-- START OF Rows --

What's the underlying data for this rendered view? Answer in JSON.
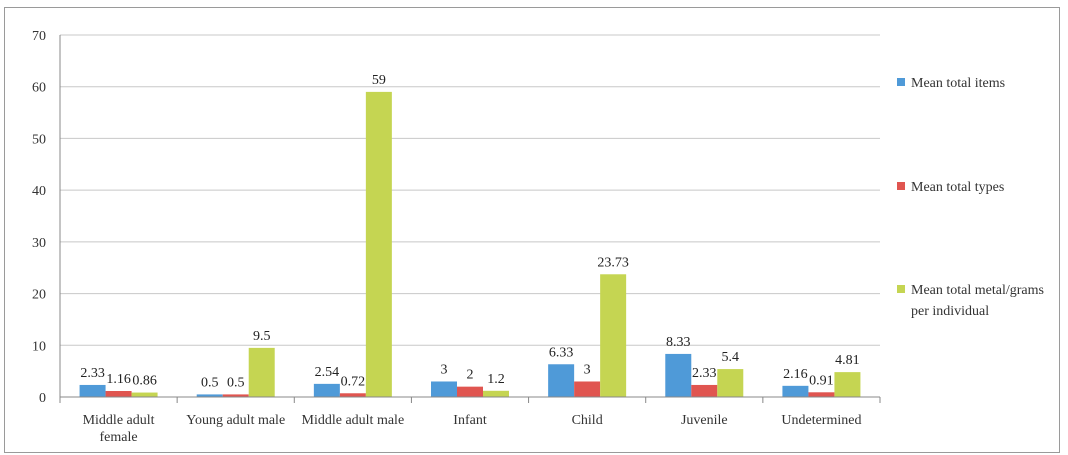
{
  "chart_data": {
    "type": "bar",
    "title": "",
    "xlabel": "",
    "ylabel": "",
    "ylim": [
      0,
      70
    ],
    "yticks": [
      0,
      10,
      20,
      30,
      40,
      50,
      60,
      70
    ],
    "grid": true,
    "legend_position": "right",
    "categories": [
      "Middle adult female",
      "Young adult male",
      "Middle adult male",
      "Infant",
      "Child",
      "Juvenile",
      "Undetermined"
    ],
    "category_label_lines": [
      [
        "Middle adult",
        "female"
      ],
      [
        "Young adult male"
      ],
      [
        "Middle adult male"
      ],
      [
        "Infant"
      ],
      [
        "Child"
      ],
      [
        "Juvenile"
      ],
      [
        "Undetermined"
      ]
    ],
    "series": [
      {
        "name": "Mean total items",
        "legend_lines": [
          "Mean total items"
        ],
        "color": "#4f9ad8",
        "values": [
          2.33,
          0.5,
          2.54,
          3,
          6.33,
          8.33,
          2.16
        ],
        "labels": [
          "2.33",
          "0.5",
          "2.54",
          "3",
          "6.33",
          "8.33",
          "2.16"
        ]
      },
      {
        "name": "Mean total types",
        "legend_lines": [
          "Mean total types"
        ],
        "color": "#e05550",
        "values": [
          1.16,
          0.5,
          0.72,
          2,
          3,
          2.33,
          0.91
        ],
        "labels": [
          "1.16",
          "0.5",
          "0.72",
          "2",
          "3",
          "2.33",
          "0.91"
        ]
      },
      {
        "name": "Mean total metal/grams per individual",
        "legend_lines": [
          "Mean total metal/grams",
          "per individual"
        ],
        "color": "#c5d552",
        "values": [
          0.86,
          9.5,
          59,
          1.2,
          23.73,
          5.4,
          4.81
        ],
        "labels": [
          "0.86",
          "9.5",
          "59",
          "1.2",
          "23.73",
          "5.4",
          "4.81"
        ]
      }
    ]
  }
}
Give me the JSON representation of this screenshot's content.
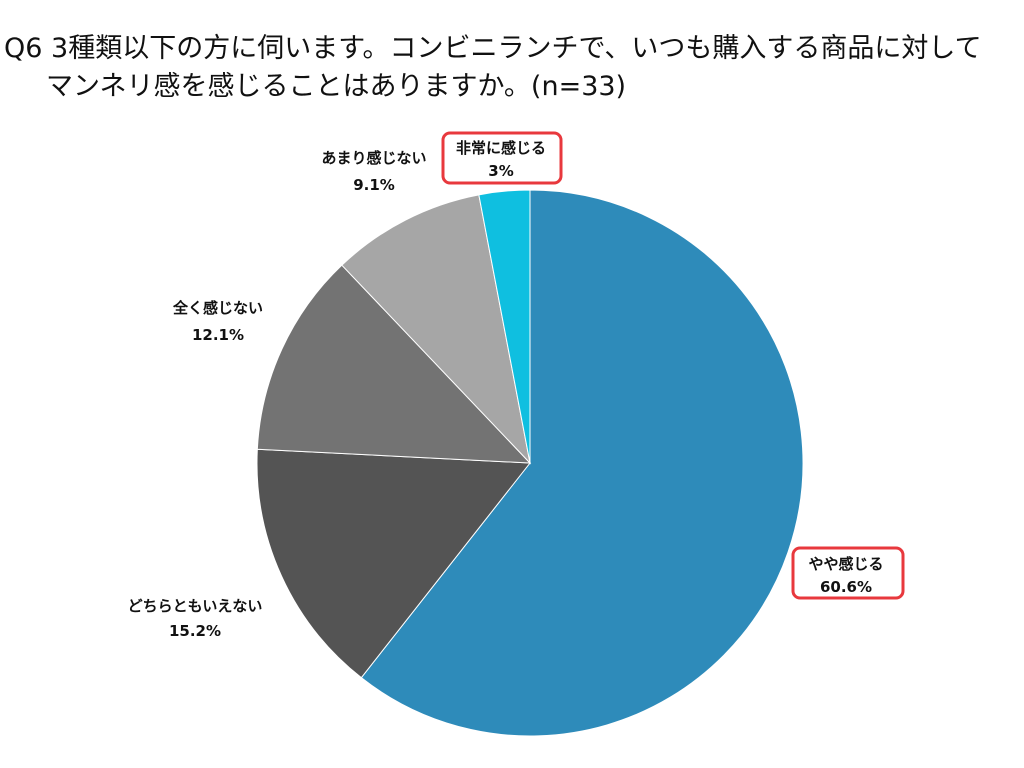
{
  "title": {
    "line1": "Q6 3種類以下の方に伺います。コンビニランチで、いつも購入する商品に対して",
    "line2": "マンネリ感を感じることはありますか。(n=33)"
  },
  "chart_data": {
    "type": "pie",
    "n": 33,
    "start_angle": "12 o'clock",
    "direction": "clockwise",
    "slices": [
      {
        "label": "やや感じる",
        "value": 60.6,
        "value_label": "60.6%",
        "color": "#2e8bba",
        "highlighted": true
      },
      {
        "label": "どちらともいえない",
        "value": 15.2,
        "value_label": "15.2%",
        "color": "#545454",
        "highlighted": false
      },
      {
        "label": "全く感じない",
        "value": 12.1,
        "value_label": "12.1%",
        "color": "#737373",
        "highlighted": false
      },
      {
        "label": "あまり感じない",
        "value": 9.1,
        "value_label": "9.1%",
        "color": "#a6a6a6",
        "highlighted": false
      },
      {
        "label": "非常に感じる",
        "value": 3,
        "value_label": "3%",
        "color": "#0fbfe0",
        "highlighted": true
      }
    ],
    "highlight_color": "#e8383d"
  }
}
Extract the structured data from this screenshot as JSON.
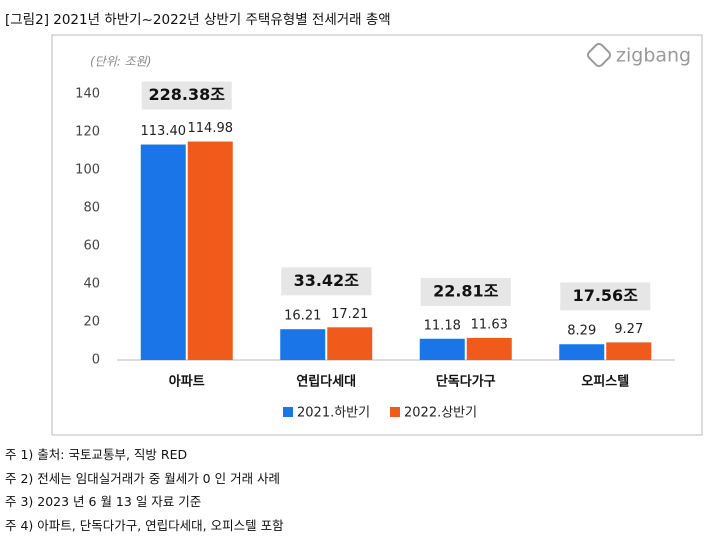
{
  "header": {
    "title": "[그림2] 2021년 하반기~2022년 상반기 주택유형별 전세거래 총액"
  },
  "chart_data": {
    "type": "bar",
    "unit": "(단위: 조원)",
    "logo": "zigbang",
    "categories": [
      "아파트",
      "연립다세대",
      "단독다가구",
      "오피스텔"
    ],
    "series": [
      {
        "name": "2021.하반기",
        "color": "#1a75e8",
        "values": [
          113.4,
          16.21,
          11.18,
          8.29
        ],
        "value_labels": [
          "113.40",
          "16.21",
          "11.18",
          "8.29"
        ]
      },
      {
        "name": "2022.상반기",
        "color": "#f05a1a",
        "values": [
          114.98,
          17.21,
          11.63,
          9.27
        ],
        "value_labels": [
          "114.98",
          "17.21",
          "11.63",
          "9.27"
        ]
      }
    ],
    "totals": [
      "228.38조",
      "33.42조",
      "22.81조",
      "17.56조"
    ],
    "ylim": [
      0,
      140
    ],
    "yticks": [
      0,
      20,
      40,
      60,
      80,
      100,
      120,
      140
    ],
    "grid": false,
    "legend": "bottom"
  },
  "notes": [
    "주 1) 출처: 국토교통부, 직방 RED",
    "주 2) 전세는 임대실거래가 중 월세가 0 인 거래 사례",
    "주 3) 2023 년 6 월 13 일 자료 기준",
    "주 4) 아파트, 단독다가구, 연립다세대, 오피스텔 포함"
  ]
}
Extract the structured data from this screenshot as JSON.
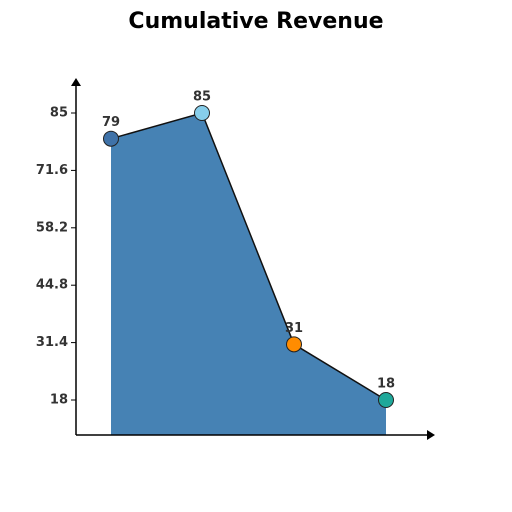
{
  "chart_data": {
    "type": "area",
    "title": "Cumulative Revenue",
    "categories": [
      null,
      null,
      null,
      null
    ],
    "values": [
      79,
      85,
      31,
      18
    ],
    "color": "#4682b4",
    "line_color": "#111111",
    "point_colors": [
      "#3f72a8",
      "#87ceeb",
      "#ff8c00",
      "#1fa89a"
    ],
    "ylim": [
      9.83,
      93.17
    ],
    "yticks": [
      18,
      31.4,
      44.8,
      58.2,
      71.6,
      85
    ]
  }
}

-- END OF Rows --

_Goal:_
Look for the word "Mean" and return every line where it occurs.

_Reply to the exercise:_
        "name": "Mean total items",
          "Mean total items"
        "name": "Mean total types",
          "Mean total types"
        "name": "Mean total metal/grams per individual",
          "Mean total metal/grams",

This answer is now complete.